> EXERCISE DIRECTIONS:
In the listing that follows, count each line containing the string "ಗಮನದ" and report only the count.

--- START OF DATA ENTRIES ---

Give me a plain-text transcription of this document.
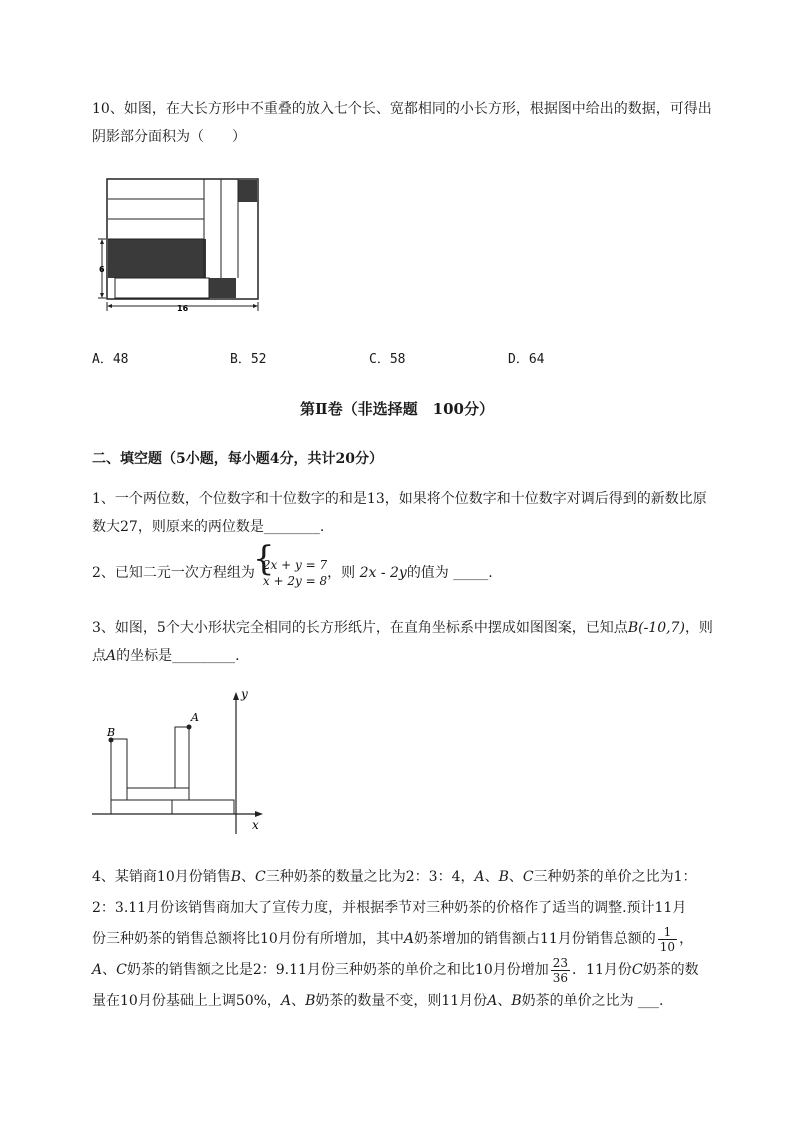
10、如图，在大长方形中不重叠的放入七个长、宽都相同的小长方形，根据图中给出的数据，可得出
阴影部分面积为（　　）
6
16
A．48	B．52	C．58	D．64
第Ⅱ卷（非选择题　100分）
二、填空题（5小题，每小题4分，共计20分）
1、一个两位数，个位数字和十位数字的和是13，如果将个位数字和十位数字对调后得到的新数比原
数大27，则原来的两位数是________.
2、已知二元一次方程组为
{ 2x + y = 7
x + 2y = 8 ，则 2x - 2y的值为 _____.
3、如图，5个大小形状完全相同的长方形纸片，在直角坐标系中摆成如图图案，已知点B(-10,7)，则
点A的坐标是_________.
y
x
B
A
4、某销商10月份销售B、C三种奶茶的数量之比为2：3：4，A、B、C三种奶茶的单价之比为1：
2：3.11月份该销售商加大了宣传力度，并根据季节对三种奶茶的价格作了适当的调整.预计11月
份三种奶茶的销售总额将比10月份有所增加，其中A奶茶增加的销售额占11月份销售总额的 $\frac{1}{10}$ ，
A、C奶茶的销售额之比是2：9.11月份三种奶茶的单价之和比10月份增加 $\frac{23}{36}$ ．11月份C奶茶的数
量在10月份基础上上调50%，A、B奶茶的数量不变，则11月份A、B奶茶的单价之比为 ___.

--- END OF DATA ENTRIES ---
--- START OF DATA ENTRIES ---

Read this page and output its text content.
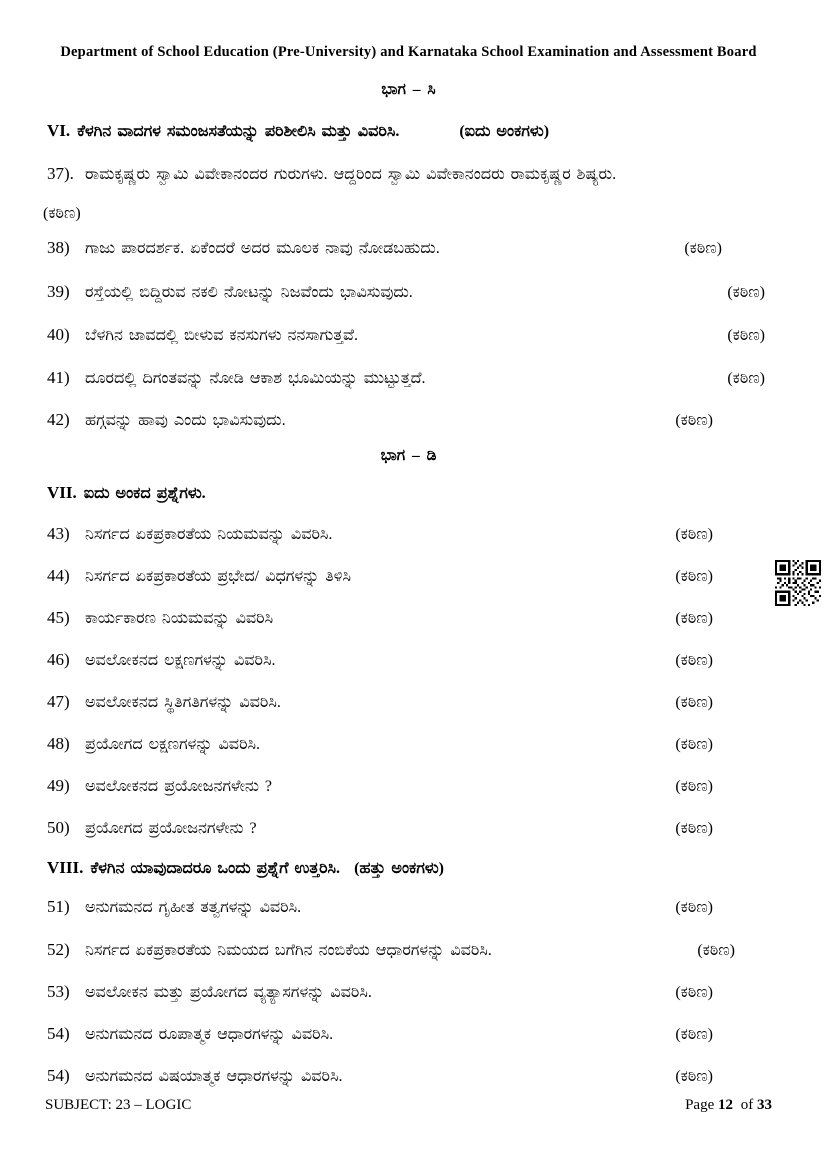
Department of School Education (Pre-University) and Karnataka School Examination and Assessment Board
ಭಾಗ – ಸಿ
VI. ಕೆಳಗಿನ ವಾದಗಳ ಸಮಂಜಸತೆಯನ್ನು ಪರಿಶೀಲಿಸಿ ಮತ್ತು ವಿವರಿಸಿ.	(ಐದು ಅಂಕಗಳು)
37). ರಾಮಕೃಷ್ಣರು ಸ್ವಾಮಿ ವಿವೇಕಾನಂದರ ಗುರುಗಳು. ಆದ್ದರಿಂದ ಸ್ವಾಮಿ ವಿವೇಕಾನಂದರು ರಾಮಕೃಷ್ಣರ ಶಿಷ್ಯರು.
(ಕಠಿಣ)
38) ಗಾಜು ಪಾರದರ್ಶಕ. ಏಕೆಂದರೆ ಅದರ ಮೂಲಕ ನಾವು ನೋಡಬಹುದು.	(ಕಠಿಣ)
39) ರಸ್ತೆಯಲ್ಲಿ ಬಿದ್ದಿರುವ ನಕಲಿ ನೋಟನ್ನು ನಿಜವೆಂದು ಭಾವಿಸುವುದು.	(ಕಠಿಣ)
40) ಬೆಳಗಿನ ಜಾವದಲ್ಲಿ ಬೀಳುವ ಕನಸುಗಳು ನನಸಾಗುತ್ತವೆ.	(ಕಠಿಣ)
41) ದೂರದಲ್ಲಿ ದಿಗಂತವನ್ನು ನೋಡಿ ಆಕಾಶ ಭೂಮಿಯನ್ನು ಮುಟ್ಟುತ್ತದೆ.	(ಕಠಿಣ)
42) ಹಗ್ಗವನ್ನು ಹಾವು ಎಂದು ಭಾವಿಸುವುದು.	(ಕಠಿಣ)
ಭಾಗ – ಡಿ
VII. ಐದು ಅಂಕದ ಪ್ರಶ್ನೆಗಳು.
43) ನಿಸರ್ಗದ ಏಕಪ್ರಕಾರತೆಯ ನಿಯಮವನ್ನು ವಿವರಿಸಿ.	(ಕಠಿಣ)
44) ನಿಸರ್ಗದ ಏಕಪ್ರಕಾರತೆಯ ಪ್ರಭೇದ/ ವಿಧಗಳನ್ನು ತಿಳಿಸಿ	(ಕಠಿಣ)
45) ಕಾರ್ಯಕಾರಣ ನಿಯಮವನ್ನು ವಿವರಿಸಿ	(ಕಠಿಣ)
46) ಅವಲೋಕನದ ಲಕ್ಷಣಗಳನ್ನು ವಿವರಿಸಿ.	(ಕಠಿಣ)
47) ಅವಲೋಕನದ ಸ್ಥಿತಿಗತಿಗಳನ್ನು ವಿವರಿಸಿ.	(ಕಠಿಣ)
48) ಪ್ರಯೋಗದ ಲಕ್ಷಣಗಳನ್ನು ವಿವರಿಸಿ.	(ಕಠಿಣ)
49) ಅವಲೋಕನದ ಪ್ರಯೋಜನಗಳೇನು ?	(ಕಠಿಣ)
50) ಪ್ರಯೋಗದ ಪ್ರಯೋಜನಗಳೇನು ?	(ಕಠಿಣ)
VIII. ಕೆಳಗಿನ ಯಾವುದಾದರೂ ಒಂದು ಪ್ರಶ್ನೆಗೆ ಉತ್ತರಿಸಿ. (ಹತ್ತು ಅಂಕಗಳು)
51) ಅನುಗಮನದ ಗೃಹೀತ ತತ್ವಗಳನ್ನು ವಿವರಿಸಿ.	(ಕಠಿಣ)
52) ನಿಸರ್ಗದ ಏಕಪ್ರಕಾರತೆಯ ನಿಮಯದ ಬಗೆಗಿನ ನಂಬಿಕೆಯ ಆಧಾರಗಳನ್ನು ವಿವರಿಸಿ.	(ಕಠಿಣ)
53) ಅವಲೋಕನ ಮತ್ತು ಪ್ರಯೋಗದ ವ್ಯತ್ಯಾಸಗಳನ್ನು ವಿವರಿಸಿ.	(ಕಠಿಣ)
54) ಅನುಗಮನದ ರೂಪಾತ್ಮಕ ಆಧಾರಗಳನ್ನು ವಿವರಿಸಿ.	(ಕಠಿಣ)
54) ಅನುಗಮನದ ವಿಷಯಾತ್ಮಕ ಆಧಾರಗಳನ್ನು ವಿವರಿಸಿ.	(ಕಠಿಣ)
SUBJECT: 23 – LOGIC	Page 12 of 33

--- END OF DATA ENTRIES ---
--- START OF DATA ENTRIES ---

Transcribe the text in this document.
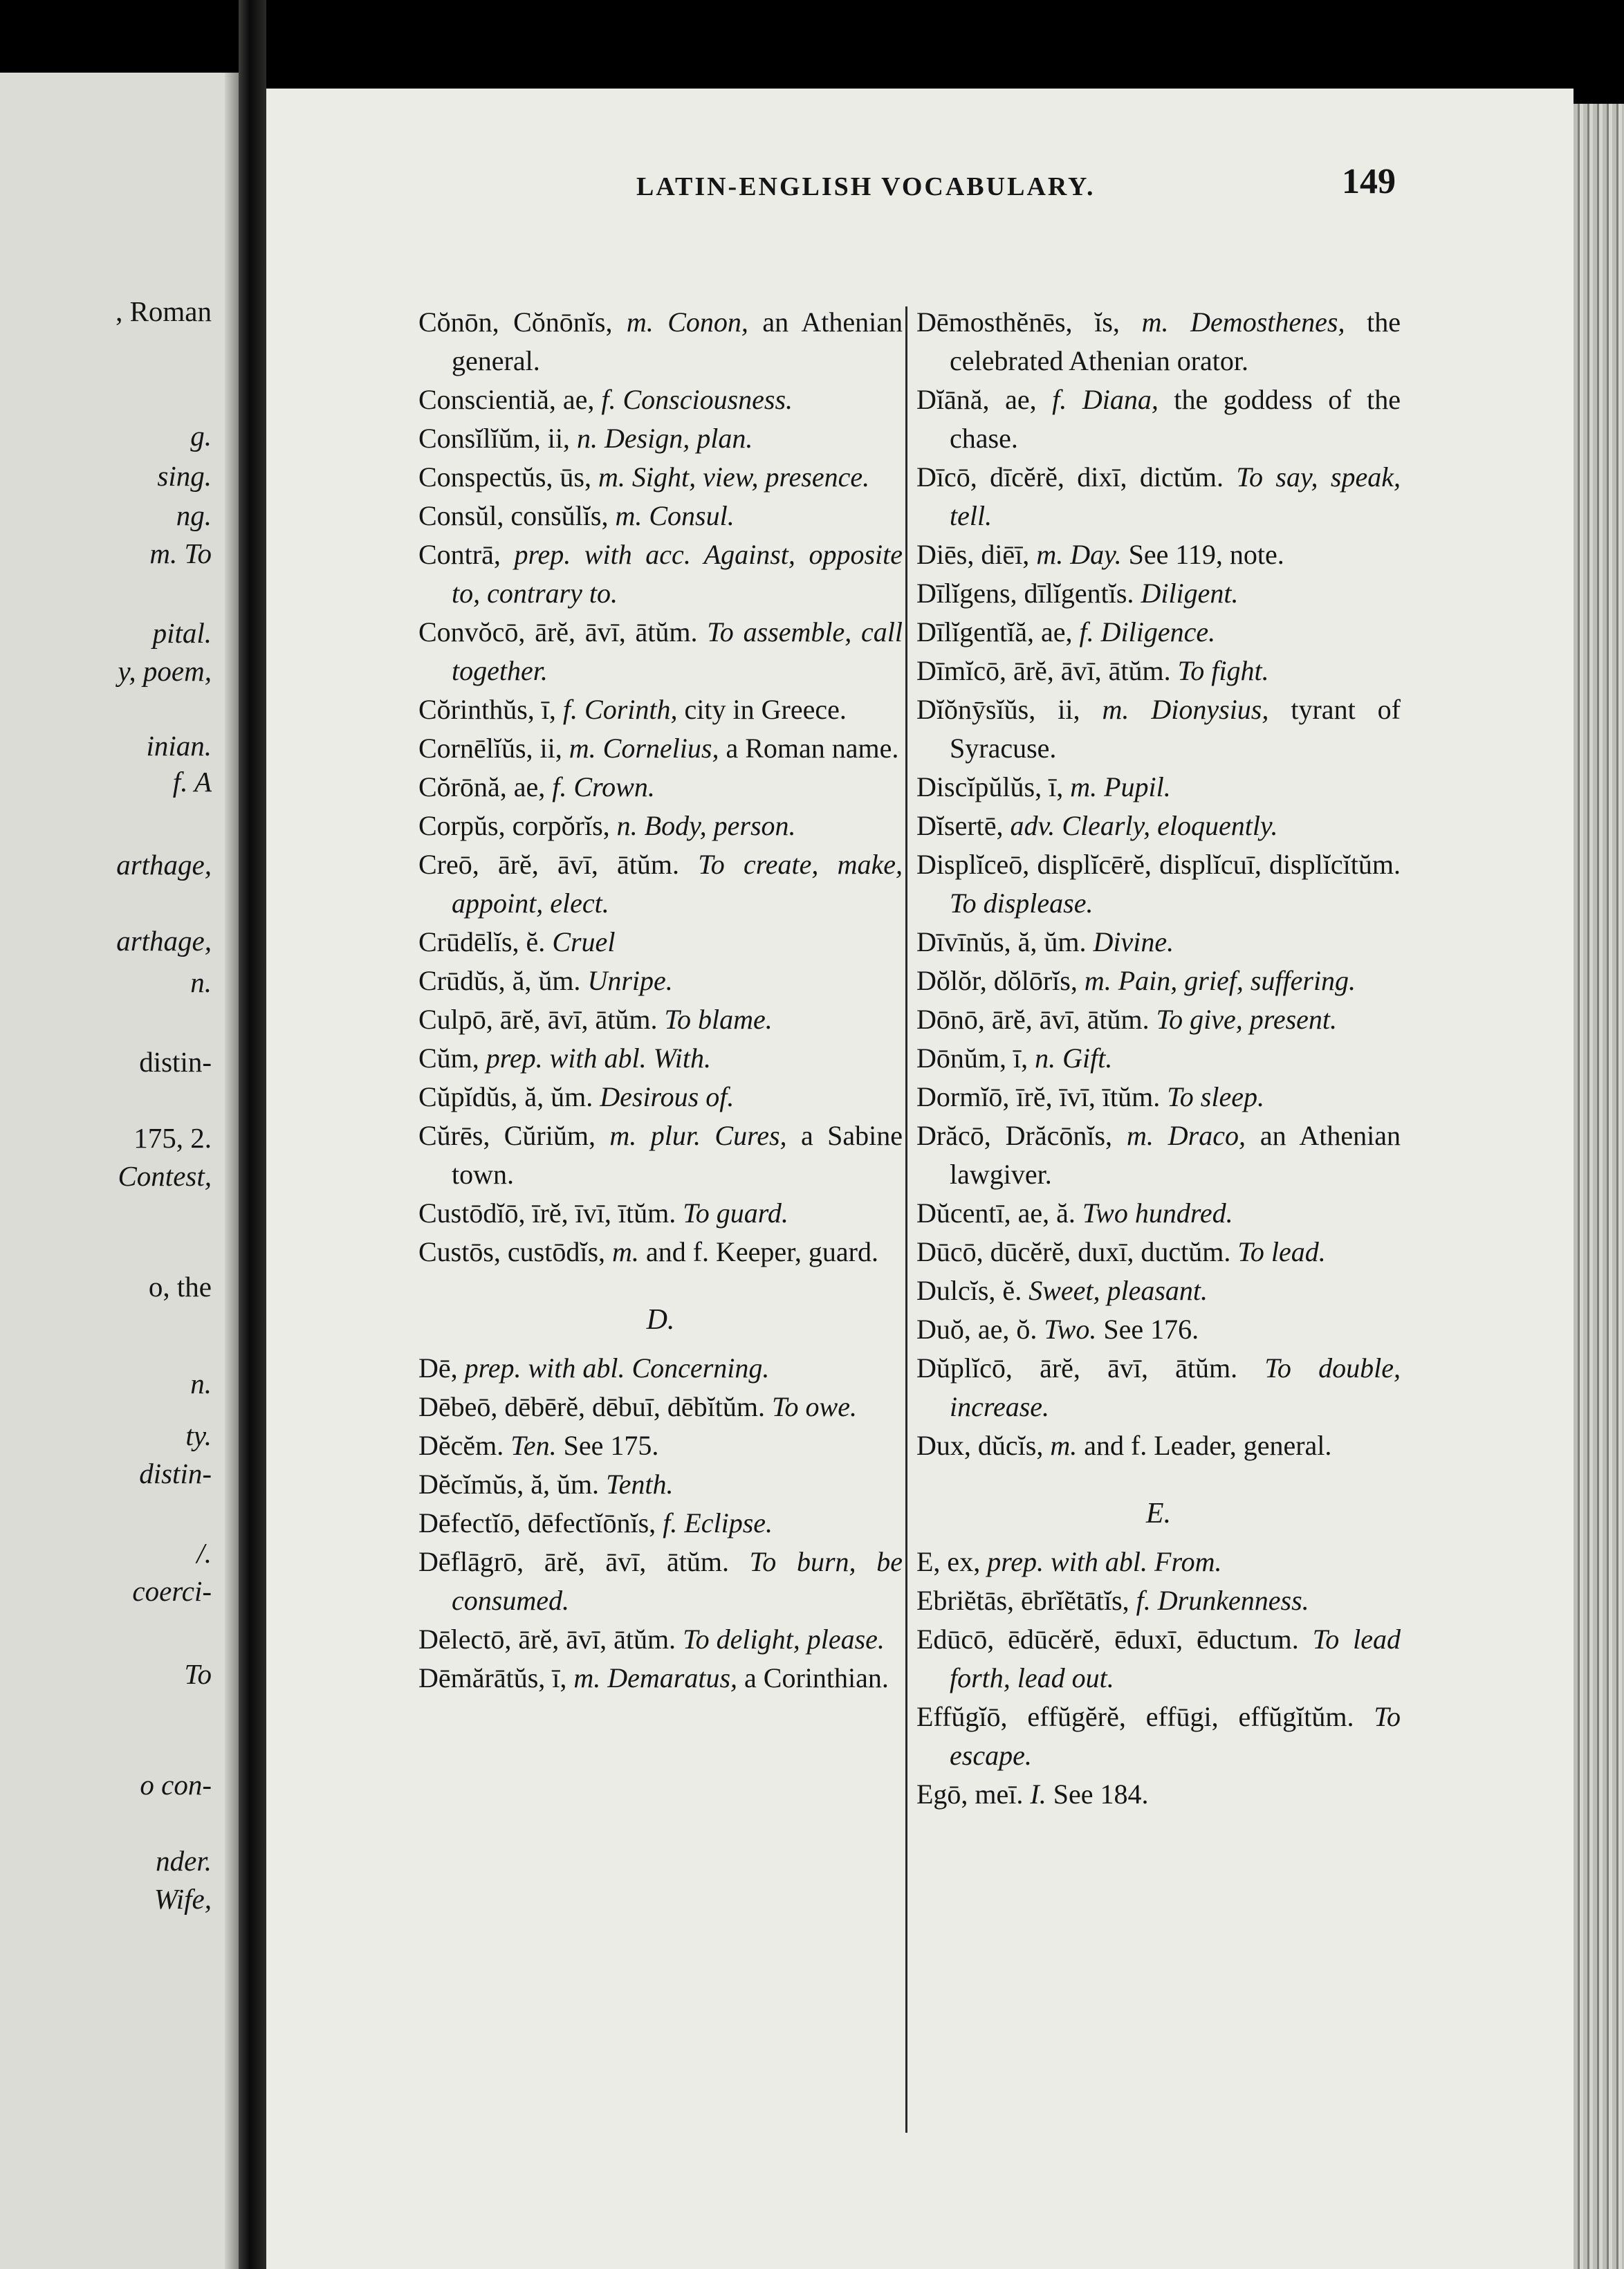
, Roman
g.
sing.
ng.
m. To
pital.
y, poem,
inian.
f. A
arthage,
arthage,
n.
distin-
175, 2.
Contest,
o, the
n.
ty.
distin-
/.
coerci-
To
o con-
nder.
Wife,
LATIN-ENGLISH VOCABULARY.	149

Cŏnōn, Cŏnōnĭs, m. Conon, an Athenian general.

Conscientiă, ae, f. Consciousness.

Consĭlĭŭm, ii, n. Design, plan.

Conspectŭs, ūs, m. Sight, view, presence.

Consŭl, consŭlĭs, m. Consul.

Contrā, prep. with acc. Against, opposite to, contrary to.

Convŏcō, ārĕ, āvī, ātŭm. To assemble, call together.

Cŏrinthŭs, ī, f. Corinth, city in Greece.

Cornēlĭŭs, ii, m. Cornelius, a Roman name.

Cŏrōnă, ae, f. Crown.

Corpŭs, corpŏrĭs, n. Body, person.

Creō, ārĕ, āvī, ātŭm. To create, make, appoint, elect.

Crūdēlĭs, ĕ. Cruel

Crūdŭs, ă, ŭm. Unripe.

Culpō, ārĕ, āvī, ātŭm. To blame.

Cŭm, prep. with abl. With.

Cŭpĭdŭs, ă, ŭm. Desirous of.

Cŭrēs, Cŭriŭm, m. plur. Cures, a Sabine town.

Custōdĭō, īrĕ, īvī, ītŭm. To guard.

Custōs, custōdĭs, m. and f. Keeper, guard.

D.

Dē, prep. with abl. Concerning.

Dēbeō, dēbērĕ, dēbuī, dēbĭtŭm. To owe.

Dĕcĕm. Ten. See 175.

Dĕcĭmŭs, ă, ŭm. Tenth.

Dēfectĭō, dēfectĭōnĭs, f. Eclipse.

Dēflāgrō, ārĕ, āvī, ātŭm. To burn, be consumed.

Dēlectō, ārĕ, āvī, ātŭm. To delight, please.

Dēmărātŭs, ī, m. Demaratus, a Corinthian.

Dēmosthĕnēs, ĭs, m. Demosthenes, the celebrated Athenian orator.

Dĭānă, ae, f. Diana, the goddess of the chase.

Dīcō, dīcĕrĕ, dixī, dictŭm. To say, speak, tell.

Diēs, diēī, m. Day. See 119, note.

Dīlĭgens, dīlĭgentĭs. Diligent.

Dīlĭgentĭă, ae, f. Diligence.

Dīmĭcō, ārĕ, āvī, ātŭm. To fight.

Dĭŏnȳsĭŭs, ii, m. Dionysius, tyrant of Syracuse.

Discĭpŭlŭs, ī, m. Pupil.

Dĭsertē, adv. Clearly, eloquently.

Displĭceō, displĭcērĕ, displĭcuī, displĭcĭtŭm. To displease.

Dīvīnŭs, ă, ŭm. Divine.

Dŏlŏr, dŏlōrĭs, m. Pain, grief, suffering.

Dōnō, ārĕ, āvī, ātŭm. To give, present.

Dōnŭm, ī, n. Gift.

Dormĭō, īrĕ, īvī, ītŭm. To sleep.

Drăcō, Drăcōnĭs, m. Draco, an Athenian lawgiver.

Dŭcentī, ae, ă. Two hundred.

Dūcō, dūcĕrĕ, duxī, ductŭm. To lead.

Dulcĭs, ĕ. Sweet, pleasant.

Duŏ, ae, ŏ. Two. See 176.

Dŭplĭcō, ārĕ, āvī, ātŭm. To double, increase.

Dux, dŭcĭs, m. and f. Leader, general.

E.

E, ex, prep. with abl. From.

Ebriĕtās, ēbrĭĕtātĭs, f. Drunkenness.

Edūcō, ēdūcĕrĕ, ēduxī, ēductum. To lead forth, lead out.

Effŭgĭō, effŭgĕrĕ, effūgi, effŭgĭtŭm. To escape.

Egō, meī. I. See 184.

--- END OF DATA ENTRIES ---

> REPLY TO THE TASK:
3